Give the number of lines in this listing that contain the word "salinity", and nothing else.
# # # # # # #
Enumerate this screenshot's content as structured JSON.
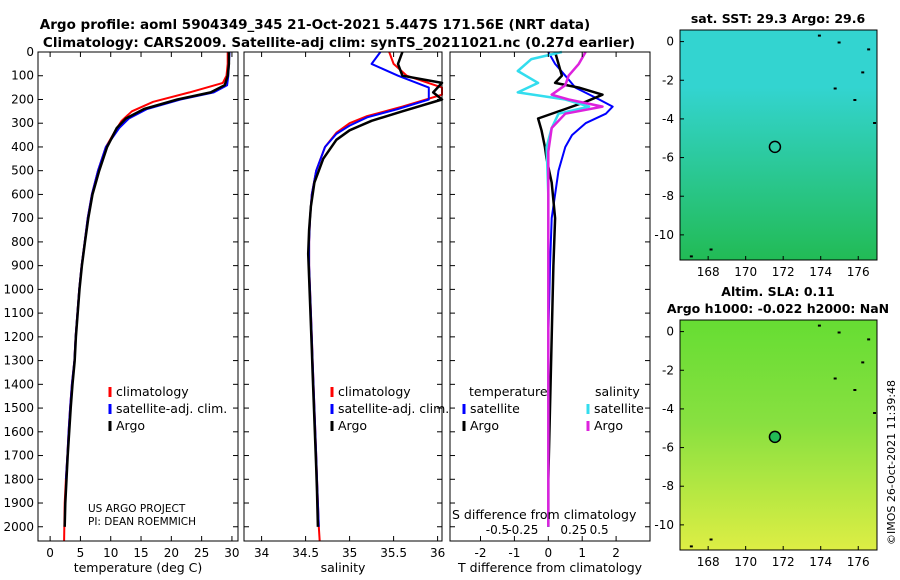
{
  "title": {
    "line1": "Argo profile: aoml 5904349_345 21-Oct-2021 5.447S 171.56E (NRT data)",
    "line2": "Climatology: CARS2009. Satellite-adj clim: synTS_20211021.nc (0.27d earlier)"
  },
  "credit": {
    "project": "US ARGO PROJECT",
    "pi": "PI: DEAN ROEMMICH"
  },
  "watermark": "©IMOS 26-Oct-2021 11:39:48",
  "colors": {
    "clim": "#ff0000",
    "sat": "#0000ff",
    "argo": "#000000",
    "sat_sal": "#33ddee",
    "argo_sal": "#dd22dd",
    "sst_high": "#33d4d0",
    "sst_low": "#22bb55",
    "sla_high": "#66dd33",
    "sla_low": "#ddee44"
  },
  "chart_data": [
    {
      "id": "temp",
      "type": "line",
      "xlabel": "temperature (deg C)",
      "xlim": [
        -2,
        31
      ],
      "xticks": [
        0,
        5,
        10,
        15,
        20,
        25,
        30
      ],
      "xtick_labels": [
        "0",
        "5",
        "10",
        "15",
        "20",
        "25",
        "30"
      ],
      "ylim": [
        0,
        2060
      ],
      "yticks": [
        0,
        100,
        200,
        300,
        400,
        500,
        600,
        700,
        800,
        900,
        1000,
        1100,
        1200,
        1300,
        1400,
        1500,
        1600,
        1700,
        1800,
        1900,
        2000
      ],
      "ytick_labels": [
        "0",
        "100",
        "200",
        "300",
        "400",
        "500",
        "600",
        "700",
        "800",
        "900",
        "1000",
        "1100",
        "1200",
        "1300",
        "1400",
        "1500",
        "1600",
        "1700",
        "1800",
        "1900",
        "2000"
      ],
      "legend": [
        "climatology",
        "satellite-adj. clim.",
        "Argo"
      ],
      "series": [
        {
          "name": "climatology",
          "color": "#ff0000",
          "width": 2,
          "x": [
            29.3,
            29.3,
            29.1,
            28.5,
            23,
            17,
            13.5,
            11.8,
            10.8,
            9.2,
            7.9,
            6.9,
            6.2,
            5.7,
            5.2,
            4.8,
            4.5,
            4.2,
            4,
            3.6,
            3.3,
            3.05,
            2.85,
            2.6,
            2.4,
            2.3
          ],
          "y": [
            0,
            50,
            100,
            130,
            170,
            210,
            250,
            290,
            330,
            400,
            500,
            600,
            700,
            800,
            900,
            1000,
            1100,
            1200,
            1300,
            1400,
            1500,
            1600,
            1700,
            1800,
            1900,
            2060
          ]
        },
        {
          "name": "satellite-adj. clim.",
          "color": "#0000ff",
          "width": 2,
          "x": [
            29.6,
            29.5,
            29.4,
            29.2,
            27,
            21.5,
            16,
            13,
            11.4,
            9.2,
            7.9,
            6.9,
            6.2,
            5.7,
            5.2,
            4.8,
            4.5,
            4.2,
            4,
            3.6,
            3.3,
            3.05,
            2.85,
            2.6
          ],
          "y": [
            0,
            50,
            100,
            140,
            170,
            200,
            240,
            280,
            320,
            400,
            500,
            600,
            700,
            800,
            900,
            1000,
            1100,
            1200,
            1300,
            1400,
            1500,
            1600,
            1700,
            1800
          ]
        },
        {
          "name": "Argo",
          "color": "#000000",
          "width": 2.5,
          "x": [
            29.5,
            29.5,
            29.3,
            28.8,
            26.5,
            21,
            15.5,
            12.5,
            11,
            9.4,
            8.1,
            7,
            6.3,
            5.75,
            5.25,
            4.85,
            4.55,
            4.25,
            4.05,
            3.7,
            3.4,
            3.15,
            2.9,
            2.7,
            2.5,
            2.4
          ],
          "y": [
            0,
            50,
            100,
            140,
            170,
            200,
            240,
            280,
            320,
            400,
            500,
            600,
            700,
            800,
            900,
            1000,
            1100,
            1200,
            1300,
            1400,
            1500,
            1600,
            1700,
            1800,
            1900,
            2000
          ]
        }
      ]
    },
    {
      "id": "salinity",
      "type": "line",
      "xlabel": "salinity",
      "xlim": [
        33.8,
        36.05
      ],
      "xticks": [
        34,
        34.5,
        35,
        35.5,
        36
      ],
      "xtick_labels": [
        "34",
        "34.5",
        "35",
        "35.5",
        "36"
      ],
      "ylim": [
        0,
        2060
      ],
      "legend": [
        "climatology",
        "satellite-adj. clim.",
        "Argo"
      ],
      "series": [
        {
          "name": "climatology",
          "color": "#ff0000",
          "width": 2,
          "x": [
            35.45,
            35.5,
            35.65,
            36.05,
            36.05,
            35.6,
            35.2,
            35.0,
            34.85,
            34.72,
            34.62,
            34.57,
            34.55,
            34.54,
            34.54,
            34.55,
            34.56,
            34.57,
            34.58,
            34.59,
            34.6,
            34.61,
            34.62,
            34.63,
            34.64,
            34.65,
            34.66
          ],
          "y": [
            0,
            50,
            100,
            150,
            180,
            230,
            270,
            300,
            340,
            400,
            500,
            600,
            700,
            800,
            900,
            1000,
            1100,
            1200,
            1300,
            1400,
            1500,
            1600,
            1700,
            1800,
            1900,
            2000,
            2060
          ]
        },
        {
          "name": "satellite-adj. clim.",
          "color": "#0000ff",
          "width": 2,
          "x": [
            35.35,
            35.25,
            35.55,
            35.9,
            35.9,
            35.55,
            35.2,
            35.0,
            34.85,
            34.72,
            34.62,
            34.57,
            34.55,
            34.54,
            34.54,
            34.55,
            34.56,
            34.57,
            34.58,
            34.59,
            34.6,
            34.61,
            34.62,
            34.63,
            34.64,
            34.65
          ],
          "y": [
            0,
            50,
            100,
            150,
            200,
            240,
            275,
            310,
            345,
            400,
            500,
            600,
            700,
            800,
            900,
            1000,
            1100,
            1200,
            1300,
            1400,
            1500,
            1600,
            1700,
            1800,
            1900,
            2000
          ]
        },
        {
          "name": "Argo",
          "color": "#000000",
          "width": 2.5,
          "x": [
            35.6,
            35.55,
            35.6,
            36.05,
            35.95,
            36.05,
            35.6,
            35.25,
            35.0,
            34.85,
            34.7,
            34.6,
            34.56,
            34.54,
            34.53,
            34.54,
            34.55,
            34.56,
            34.57,
            34.58,
            34.59,
            34.6,
            34.61,
            34.62,
            34.63,
            34.64
          ],
          "y": [
            0,
            50,
            100,
            130,
            170,
            200,
            250,
            290,
            330,
            370,
            450,
            550,
            650,
            750,
            850,
            950,
            1050,
            1150,
            1250,
            1350,
            1450,
            1550,
            1650,
            1750,
            1850,
            2000
          ]
        }
      ]
    },
    {
      "id": "difference",
      "type": "line",
      "xlabel": "T difference from climatology",
      "toplabel": "S difference from climatology",
      "xlim": [
        -2.9,
        3
      ],
      "xticks": [
        -2,
        -1,
        0,
        1,
        2
      ],
      "xtick_labels": [
        "-2",
        "-1",
        "0",
        "1",
        "2"
      ],
      "sticks": [
        -1.5,
        -0.75,
        0.75,
        1.5
      ],
      "stick_labels": [
        "-0.5",
        "-0.25",
        "0.25",
        "0.5"
      ],
      "ylim": [
        0,
        2060
      ],
      "legend_groups": [
        {
          "title": "temperature",
          "items": [
            "satellite",
            "Argo"
          ]
        },
        {
          "title": "salinity",
          "items": [
            "satellite",
            "Argo"
          ]
        }
      ],
      "series": [
        {
          "name": "temperature satellite",
          "color": "#0000ff",
          "width": 2,
          "x": [
            0,
            0.2,
            0.5,
            0.8,
            1.5,
            1.9,
            1.7,
            1.1,
            0.7,
            0.5,
            0.3,
            0.1,
            0.05,
            0,
            0,
            0
          ],
          "y": [
            0,
            50,
            100,
            150,
            200,
            230,
            260,
            300,
            350,
            400,
            500,
            700,
            900,
            1200,
            1500,
            2000
          ]
        },
        {
          "name": "temperature Argo",
          "color": "#000000",
          "width": 2.5,
          "x": [
            0.2,
            0.3,
            0.4,
            0.2,
            0.9,
            1.6,
            1.1,
            0.5,
            -0.3,
            -0.2,
            -0.1,
            -0.05,
            0.1,
            0.2,
            0.15,
            0.1,
            0.05,
            0,
            0
          ],
          "y": [
            0,
            50,
            100,
            130,
            150,
            180,
            210,
            240,
            280,
            330,
            400,
            450,
            550,
            700,
            900,
            1200,
            1500,
            1800,
            2000
          ]
        },
        {
          "name": "salinity satellite",
          "color": "#33ddee",
          "width": 2.5,
          "x": [
            0.4,
            -0.5,
            -0.9,
            -0.3,
            -0.9,
            0.5,
            1.2,
            0.3,
            0.1,
            -0.05,
            0,
            0,
            0,
            0
          ],
          "y": [
            0,
            30,
            80,
            130,
            170,
            200,
            230,
            260,
            320,
            400,
            600,
            900,
            1400,
            2000
          ]
        },
        {
          "name": "salinity Argo",
          "color": "#dd22dd",
          "width": 2.5,
          "x": [
            1.1,
            0.9,
            0.6,
            0.5,
            0.1,
            0.6,
            1.6,
            0.5,
            0.1,
            0,
            0,
            0,
            0
          ],
          "y": [
            0,
            50,
            100,
            140,
            180,
            200,
            230,
            260,
            320,
            420,
            700,
            1200,
            2000
          ]
        }
      ]
    },
    {
      "id": "sst_map",
      "type": "heatmap",
      "title": "sat. SST: 29.3 Argo: 29.6",
      "xlim": [
        166.5,
        177
      ],
      "xticks": [
        168,
        170,
        172,
        174,
        176
      ],
      "xtick_labels": [
        "168",
        "170",
        "172",
        "174",
        "176"
      ],
      "ylim": [
        -11.3,
        0.6
      ],
      "yticks": [
        0,
        -2,
        -4,
        -6,
        -8,
        -10
      ],
      "ytick_labels": [
        "0",
        "-2",
        "-4",
        "-6",
        "-8",
        "-10"
      ],
      "marker": {
        "lon": 171.56,
        "lat": -5.447
      },
      "sat_sst": 29.3,
      "argo_sst": 29.6
    },
    {
      "id": "sla_map",
      "type": "heatmap",
      "title": "Altim. SLA: 0.11",
      "subtitle": "Argo h1000: -0.022 h2000: NaN",
      "xlim": [
        166.5,
        177
      ],
      "xticks": [
        168,
        170,
        172,
        174,
        176
      ],
      "xtick_labels": [
        "168",
        "170",
        "172",
        "174",
        "176"
      ],
      "ylim": [
        -11.3,
        0.6
      ],
      "yticks": [
        0,
        -2,
        -4,
        -6,
        -8,
        -10
      ],
      "ytick_labels": [
        "0",
        "-2",
        "-4",
        "-6",
        "-8",
        "-10"
      ],
      "marker": {
        "lon": 171.56,
        "lat": -5.447
      },
      "sla": 0.11,
      "h1000": -0.022,
      "h2000": "NaN"
    }
  ]
}
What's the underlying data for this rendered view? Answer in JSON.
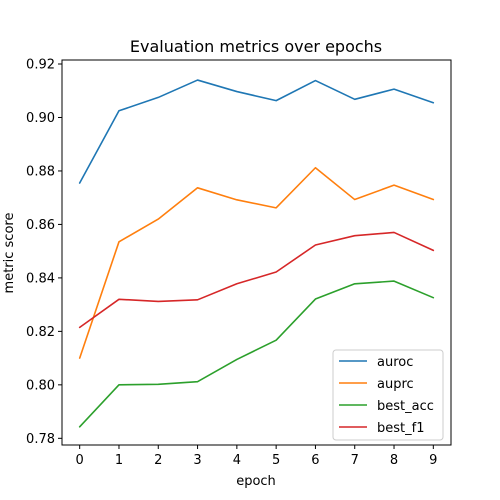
{
  "chart_data": {
    "type": "line",
    "title": "Evaluation metrics over epochs",
    "xlabel": "epoch",
    "ylabel": "metric score",
    "x": [
      0,
      1,
      2,
      3,
      4,
      5,
      6,
      7,
      8,
      9
    ],
    "xticks": [
      0,
      1,
      2,
      3,
      4,
      5,
      6,
      7,
      8,
      9
    ],
    "yticks": [
      0.78,
      0.8,
      0.82,
      0.84,
      0.86,
      0.88,
      0.9,
      0.92
    ],
    "xlim": [
      -0.45,
      9.45
    ],
    "ylim": [
      0.7775,
      0.9215
    ],
    "grid": false,
    "legend_position": "lower-right",
    "series": [
      {
        "name": "auroc",
        "color": "#1f77b4",
        "values": [
          0.8755,
          0.9025,
          0.9075,
          0.914,
          0.9097,
          0.9063,
          0.9138,
          0.9068,
          0.9106,
          0.9055
        ]
      },
      {
        "name": "auprc",
        "color": "#ff7f0e",
        "values": [
          0.81,
          0.8535,
          0.862,
          0.8737,
          0.8692,
          0.8662,
          0.8812,
          0.8693,
          0.8747,
          0.8693
        ]
      },
      {
        "name": "best_acc",
        "color": "#2ca02c",
        "values": [
          0.7843,
          0.8,
          0.8002,
          0.8012,
          0.8095,
          0.8167,
          0.8321,
          0.8378,
          0.8388,
          0.8326
        ]
      },
      {
        "name": "best_f1",
        "color": "#d62728",
        "values": [
          0.8215,
          0.832,
          0.8312,
          0.8318,
          0.8378,
          0.8422,
          0.8523,
          0.8558,
          0.857,
          0.8503
        ]
      }
    ]
  }
}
# # # # # # #
(WRITTEN SOLUTION)
5